## Provided records

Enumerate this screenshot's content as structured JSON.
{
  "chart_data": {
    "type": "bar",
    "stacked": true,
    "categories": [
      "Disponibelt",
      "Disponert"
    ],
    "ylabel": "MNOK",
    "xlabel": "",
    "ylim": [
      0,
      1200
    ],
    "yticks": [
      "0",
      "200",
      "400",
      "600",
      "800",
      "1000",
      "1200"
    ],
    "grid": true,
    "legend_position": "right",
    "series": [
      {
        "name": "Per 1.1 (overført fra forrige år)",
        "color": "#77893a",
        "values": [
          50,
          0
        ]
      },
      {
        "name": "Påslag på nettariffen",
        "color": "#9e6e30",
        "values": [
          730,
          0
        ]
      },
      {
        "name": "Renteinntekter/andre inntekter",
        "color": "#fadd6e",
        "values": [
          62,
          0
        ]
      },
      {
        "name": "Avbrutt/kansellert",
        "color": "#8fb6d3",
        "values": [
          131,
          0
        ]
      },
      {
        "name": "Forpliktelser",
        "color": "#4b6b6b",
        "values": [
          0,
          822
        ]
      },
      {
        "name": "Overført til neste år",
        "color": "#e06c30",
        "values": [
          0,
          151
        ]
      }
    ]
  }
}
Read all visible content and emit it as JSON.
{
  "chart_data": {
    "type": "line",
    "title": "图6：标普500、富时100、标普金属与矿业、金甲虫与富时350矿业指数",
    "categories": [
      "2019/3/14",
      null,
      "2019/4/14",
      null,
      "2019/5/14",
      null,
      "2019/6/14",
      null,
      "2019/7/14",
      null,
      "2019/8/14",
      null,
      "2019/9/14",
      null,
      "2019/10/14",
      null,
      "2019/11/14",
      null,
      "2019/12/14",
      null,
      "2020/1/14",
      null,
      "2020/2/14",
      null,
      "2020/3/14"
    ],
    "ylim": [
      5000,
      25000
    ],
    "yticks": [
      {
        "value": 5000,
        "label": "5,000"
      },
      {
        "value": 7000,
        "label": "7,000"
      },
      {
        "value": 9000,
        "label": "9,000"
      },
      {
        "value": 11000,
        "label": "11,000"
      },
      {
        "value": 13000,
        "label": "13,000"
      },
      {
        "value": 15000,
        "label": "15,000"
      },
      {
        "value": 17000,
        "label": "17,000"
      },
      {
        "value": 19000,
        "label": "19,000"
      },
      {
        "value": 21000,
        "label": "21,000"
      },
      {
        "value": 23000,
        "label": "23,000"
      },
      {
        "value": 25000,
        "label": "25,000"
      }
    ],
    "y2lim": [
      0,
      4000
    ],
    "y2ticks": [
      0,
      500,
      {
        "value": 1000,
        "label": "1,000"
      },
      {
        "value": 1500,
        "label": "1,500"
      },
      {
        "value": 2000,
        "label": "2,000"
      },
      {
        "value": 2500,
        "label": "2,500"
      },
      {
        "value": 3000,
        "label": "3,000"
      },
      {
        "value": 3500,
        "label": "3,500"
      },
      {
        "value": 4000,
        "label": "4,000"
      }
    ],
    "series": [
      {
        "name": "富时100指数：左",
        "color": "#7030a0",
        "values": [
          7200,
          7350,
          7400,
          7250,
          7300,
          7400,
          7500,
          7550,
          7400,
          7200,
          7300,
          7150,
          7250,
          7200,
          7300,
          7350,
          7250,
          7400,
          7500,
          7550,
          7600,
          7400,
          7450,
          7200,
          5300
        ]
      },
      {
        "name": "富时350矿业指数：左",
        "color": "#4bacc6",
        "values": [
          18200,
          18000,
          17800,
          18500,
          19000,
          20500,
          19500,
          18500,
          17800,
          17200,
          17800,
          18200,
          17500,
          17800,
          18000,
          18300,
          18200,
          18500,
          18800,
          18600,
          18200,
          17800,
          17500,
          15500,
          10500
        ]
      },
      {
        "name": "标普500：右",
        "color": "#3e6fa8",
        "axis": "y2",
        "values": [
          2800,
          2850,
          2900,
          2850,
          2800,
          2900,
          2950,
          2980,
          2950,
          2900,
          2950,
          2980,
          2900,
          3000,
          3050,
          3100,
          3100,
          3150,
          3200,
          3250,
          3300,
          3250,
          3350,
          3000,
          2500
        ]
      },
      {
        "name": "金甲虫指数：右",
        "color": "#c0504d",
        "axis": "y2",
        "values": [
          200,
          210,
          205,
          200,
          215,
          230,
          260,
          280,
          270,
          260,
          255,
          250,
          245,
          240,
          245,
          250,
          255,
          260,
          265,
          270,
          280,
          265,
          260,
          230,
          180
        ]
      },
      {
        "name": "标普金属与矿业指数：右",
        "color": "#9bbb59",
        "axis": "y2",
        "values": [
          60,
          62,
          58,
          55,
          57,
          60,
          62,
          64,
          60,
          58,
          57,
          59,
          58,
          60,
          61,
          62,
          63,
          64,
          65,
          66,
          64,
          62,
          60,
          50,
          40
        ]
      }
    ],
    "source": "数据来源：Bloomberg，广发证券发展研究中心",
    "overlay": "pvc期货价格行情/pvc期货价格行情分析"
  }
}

## Objective
Write out every line of the records exactly.

## Expected answer
Enumerate this screenshot's content as structured JSON.
{
  "chart_data": {
    "type": "bar",
    "stacked": true,
    "categories": [
      "Disponibelt",
      "Disponert"
    ],
    "ylabel": "MNOK",
    "xlabel": "",
    "ylim": [
      0,
      1200
    ],
    "yticks": [
      "0",
      "200",
      "400",
      "600",
      "800",
      "1000",
      "1200"
    ],
    "grid": true,
    "legend_position": "right",
    "series": [
      {
        "name": "Per 1.1 (overført fra forrige år)",
        "color": "#77893a",
        "values": [
          50,
          0
        ]
      },
      {
        "name": "Påslag på nettariffen",
        "color": "#9e6e30",
        "values": [
          730,
          0
        ]
      },
      {
        "name": "Renteinntekter/andre inntekter",
        "color": "#fadd6e",
        "values": [
          62,
          0
        ]
      },
      {
        "name": "Avbrutt/kansellert",
        "color": "#8fb6d3",
        "values": [
          131,
          0
        ]
      },
      {
        "name": "Forpliktelser",
        "color": "#4b6b6b",
        "values": [
          0,
          822
        ]
      },
      {
        "name": "Overført til neste år",
        "color": "#e06c30",
        "values": [
          0,
          151
        ]
      }
    ]
  }
}
Read all visible content and emit it as JSON.
{
  "chart_data": {
    "type": "line",
    "title": "图6：标普500、富时100、标普金属与矿业、金甲虫与富时350矿业指数",
    "categories": [
      "2019/3/14",
      null,
      "2019/4/14",
      null,
      "2019/5/14",
      null,
      "2019/6/14",
      null,
      "2019/7/14",
      null,
      "2019/8/14",
      null,
      "2019/9/14",
      null,
      "2019/10/14",
      null,
      "2019/11/14",
      null,
      "2019/12/14",
      null,
      "2020/1/14",
      null,
      "2020/2/14",
      null,
      "2020/3/14"
    ],
    "ylim": [
      5000,
      25000
    ],
    "yticks": [
      {
        "value": 5000,
        "label": "5,000"
      },
      {
        "value": 7000,
        "label": "7,000"
      },
      {
        "value": 9000,
        "label": "9,000"
      },
      {
        "value": 11000,
        "label": "11,000"
      },
      {
        "value": 13000,
        "label": "13,000"
      },
      {
        "value": 15000,
        "label": "15,000"
      },
      {
        "value": 17000,
        "label": "17,000"
      },
      {
        "value": 19000,
        "label": "19,000"
      },
      {
        "value": 21000,
        "label": "21,000"
      },
      {
        "value": 23000,
        "label": "23,000"
      },
      {
        "value": 25000,
        "label": "25,000"
      }
    ],
    "y2lim": [
      0,
      4000
    ],
    "y2ticks": [
      0,
      500,
      {
        "value": 1000,
        "label": "1,000"
      },
      {
        "value": 1500,
        "label": "1,500"
      },
      {
        "value": 2000,
        "label": "2,000"
      },
      {
        "value": 2500,
        "label": "2,500"
      },
      {
        "value": 3000,
        "label": "3,000"
      },
      {
        "value": 3500,
        "label": "3,500"
      },
      {
        "value": 4000,
        "label": "4,000"
      }
    ],
    "series": [
      {
        "name": "富时100指数：左",
        "color": "#7030a0",
        "values": [
          7200,
          7350,
          7400,
          7250,
          7300,
          7400,
          7500,
          7550,
          7400,
          7200,
          7300,
          7150,
          7250,
          7200,
          7300,
          7350,
          7250,
          7400,
          7500,
          7550,
          7600,
          7400,
          7450,
          7200,
          5300
        ]
      },
      {
        "name": "富时350矿业指数：左",
        "color": "#4bacc6",
        "values": [
          18200,
          18000,
          17800,
          18500,
          19000,
          20500,
          19500,
          18500,
          17800,
          17200,
          17800,
          18200,
          17500,
          17800,
          18000,
          18300,
          18200,
          18500,
          18800,
          18600,
          18200,
          17800,
          17500,
          15500,
          10500
        ]
      },
      {
        "name": "标普500：右",
        "color": "#3e6fa8",
        "axis": "y2",
        "values": [
          2800,
          2850,
          2900,
          2850,
          2800,
          2900,
          2950,
          2980,
          2950,
          2900,
          2950,
          2980,
          2900,
          3000,
          3050,
          3100,
          3100,
          3150,
          3200,
          3250,
          3300,
          3250,
          3350,
          3000,
          2500
        ]
      },
      {
        "name": "金甲虫指数：右",
        "color": "#c0504d",
        "axis": "y2",
        "values": [
          200,
          210,
          205,
          200,
          215,
          230,
          260,
          280,
          270,
          260,
          255,
          250,
          245,
          240,
          245,
          250,
          255,
          260,
          265,
          270,
          280,
          265,
          260,
          230,
          180
        ]
      },
      {
        "name": "标普金属与矿业指数：右",
        "color": "#9bbb59",
        "axis": "y2",
        "values": [
          60,
          62,
          58,
          55,
          57,
          60,
          62,
          64,
          60,
          58,
          57,
          59,
          58,
          60,
          61,
          62,
          63,
          64,
          65,
          66,
          64,
          62,
          60,
          50,
          40
        ]
      }
    ],
    "source": "数据来源：Bloomberg，广发证券发展研究中心",
    "overlay": "pvc期货价格行情/pvc期货价格行情分析"
  }
}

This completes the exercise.